◆ **The exercise**
Pull out all lines from the listing below in which the word "dalam" appears.

◆ **Provided data**
────────────────────────────────────────
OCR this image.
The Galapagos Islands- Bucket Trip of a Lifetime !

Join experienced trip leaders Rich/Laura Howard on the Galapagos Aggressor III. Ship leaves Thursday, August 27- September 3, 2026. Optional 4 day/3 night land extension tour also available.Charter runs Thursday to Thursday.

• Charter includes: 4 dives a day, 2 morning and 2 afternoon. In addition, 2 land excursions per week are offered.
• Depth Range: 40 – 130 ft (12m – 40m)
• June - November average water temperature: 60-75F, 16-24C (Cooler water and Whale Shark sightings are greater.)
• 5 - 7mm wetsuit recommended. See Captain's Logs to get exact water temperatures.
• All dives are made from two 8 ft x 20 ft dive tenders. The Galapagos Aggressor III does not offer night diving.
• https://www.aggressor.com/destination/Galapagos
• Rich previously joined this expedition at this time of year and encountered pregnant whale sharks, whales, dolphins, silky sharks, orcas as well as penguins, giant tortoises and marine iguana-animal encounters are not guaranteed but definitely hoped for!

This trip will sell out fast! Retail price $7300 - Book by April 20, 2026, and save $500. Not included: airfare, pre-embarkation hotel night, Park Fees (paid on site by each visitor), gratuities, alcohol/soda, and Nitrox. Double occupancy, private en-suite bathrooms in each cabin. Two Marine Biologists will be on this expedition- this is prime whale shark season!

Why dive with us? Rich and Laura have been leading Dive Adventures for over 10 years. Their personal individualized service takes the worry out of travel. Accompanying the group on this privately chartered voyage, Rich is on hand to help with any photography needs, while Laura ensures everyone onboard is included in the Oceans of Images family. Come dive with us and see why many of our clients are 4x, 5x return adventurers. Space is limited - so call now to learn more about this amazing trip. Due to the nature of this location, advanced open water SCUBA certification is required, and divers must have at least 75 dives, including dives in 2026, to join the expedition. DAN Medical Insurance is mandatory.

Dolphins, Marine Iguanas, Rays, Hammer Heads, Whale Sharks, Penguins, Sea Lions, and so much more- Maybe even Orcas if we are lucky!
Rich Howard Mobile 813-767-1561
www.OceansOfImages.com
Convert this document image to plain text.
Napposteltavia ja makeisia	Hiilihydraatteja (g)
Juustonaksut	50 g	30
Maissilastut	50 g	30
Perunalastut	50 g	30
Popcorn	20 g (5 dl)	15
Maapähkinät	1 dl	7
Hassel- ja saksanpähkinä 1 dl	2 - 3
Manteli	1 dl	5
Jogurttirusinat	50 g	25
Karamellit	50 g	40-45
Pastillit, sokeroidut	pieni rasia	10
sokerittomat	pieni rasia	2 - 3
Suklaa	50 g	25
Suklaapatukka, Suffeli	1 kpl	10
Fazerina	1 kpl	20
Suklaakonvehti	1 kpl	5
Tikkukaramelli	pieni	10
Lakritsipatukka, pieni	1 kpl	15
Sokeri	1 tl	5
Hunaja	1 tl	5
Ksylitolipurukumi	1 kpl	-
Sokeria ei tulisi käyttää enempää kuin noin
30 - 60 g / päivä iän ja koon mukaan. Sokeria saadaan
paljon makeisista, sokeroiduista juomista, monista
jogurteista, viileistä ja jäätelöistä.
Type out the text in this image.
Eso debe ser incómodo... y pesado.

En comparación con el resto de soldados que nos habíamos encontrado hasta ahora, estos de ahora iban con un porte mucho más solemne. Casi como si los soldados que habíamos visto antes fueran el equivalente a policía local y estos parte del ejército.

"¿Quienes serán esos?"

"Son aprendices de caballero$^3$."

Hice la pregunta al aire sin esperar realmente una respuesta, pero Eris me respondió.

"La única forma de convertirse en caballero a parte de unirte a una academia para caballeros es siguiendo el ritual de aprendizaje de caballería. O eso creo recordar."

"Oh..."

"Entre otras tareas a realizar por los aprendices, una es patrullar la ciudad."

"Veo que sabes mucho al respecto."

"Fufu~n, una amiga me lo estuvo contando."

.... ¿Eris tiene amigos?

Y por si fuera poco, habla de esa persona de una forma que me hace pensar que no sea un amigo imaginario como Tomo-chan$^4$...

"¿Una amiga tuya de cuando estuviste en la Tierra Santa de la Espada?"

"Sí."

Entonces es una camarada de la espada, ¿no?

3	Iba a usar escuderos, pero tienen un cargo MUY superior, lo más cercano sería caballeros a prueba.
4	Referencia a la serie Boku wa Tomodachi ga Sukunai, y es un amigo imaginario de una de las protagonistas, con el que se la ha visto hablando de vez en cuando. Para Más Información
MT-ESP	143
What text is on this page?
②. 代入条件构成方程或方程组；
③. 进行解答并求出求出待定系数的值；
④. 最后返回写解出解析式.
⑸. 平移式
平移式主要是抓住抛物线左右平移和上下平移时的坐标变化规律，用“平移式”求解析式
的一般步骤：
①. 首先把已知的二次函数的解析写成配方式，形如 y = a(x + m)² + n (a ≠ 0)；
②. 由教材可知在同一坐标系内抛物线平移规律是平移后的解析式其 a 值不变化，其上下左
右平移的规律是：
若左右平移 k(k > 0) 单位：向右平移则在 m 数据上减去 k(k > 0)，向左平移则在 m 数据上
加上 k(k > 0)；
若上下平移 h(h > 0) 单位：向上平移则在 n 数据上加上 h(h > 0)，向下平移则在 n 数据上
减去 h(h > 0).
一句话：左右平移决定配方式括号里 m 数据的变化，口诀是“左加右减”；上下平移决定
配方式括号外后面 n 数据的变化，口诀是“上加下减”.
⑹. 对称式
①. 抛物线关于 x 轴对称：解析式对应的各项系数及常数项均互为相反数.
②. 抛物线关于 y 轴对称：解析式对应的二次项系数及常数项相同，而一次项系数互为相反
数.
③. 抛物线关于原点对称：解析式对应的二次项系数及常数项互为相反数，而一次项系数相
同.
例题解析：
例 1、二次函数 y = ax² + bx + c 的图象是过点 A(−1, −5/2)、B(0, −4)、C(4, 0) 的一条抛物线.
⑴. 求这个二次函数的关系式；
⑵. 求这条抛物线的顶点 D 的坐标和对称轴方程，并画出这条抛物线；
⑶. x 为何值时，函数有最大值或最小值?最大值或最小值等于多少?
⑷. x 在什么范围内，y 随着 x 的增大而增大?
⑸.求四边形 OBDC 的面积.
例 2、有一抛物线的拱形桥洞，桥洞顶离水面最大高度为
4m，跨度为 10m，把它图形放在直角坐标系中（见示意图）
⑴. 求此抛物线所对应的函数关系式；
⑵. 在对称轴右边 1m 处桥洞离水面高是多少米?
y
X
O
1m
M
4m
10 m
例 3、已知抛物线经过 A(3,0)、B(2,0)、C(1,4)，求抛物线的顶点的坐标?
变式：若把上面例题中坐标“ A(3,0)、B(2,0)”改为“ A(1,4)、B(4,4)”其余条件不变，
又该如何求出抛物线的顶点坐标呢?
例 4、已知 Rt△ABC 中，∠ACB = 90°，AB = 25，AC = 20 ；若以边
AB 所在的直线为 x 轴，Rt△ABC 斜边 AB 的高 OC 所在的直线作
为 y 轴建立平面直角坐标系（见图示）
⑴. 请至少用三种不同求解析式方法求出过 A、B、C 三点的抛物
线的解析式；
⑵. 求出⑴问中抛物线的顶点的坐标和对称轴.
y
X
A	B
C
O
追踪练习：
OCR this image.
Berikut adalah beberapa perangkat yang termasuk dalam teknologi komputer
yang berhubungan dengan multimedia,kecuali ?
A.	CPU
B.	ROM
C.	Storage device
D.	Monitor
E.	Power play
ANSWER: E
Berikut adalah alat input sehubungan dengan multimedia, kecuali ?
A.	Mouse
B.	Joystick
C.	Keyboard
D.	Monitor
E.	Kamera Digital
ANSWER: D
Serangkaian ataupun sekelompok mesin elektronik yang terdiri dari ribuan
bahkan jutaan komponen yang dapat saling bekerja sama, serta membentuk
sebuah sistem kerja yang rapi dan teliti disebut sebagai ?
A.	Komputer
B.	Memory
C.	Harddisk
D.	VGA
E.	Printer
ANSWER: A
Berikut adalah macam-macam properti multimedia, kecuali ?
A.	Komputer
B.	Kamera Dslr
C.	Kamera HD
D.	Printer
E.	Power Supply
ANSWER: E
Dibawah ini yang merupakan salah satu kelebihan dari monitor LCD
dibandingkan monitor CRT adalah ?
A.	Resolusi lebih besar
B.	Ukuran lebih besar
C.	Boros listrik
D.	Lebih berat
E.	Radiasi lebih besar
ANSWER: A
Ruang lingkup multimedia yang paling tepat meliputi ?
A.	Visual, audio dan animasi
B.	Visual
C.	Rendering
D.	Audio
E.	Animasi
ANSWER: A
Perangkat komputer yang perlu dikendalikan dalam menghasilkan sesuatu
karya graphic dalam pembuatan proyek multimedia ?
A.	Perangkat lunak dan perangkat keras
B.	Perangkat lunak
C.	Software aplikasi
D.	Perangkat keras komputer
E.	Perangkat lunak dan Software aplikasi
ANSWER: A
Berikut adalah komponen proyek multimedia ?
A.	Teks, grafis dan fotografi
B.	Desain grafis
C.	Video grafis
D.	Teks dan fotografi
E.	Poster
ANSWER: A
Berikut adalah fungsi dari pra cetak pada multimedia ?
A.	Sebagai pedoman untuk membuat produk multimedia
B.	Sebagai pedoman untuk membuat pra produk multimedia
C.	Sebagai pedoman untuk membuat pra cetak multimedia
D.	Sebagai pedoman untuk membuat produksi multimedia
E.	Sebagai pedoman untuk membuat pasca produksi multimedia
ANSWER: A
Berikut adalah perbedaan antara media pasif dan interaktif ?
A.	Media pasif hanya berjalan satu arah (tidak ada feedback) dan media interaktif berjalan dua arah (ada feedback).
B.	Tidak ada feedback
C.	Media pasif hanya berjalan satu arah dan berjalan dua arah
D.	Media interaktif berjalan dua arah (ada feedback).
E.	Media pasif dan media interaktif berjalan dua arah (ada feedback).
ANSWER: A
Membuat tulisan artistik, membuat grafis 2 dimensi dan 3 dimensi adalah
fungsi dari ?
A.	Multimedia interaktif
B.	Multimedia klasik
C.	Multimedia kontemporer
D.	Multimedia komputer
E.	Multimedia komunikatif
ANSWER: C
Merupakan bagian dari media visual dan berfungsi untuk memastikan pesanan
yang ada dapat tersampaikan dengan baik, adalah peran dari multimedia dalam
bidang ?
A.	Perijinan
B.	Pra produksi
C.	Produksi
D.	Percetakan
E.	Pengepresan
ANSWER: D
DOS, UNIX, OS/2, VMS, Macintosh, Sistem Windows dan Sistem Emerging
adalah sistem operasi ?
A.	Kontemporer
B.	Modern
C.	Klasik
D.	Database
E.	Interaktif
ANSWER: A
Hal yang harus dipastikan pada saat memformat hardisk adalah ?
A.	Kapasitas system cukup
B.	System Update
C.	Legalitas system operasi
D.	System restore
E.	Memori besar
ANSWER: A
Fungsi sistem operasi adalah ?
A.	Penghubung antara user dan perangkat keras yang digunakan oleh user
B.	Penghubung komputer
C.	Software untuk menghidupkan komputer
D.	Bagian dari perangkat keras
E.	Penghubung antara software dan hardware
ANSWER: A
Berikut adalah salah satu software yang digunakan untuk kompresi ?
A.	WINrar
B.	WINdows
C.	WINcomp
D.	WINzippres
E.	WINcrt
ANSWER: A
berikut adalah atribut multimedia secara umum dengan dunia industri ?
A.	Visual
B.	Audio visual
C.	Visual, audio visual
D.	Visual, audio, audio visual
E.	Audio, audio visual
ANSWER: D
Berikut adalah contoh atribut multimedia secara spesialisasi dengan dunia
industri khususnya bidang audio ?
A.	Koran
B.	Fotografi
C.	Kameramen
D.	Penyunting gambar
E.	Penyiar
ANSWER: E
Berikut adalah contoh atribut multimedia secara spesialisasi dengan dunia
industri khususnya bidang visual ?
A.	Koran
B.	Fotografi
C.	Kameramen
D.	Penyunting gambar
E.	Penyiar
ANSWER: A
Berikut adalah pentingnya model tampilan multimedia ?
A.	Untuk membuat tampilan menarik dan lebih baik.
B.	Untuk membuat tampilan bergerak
────────────────────────────────────────
◆ **Exercise response**
Berikut adalah beberapa perangkat yang termasuk dalam teknologi komputer
Perangkat komputer yang perlu dikendalikan dalam menghasilkan sesuatu
karya graphic dalam pembuatan proyek multimedia ?
yang ada dapat tersampaikan dengan baik, adalah peran dari multimedia dalam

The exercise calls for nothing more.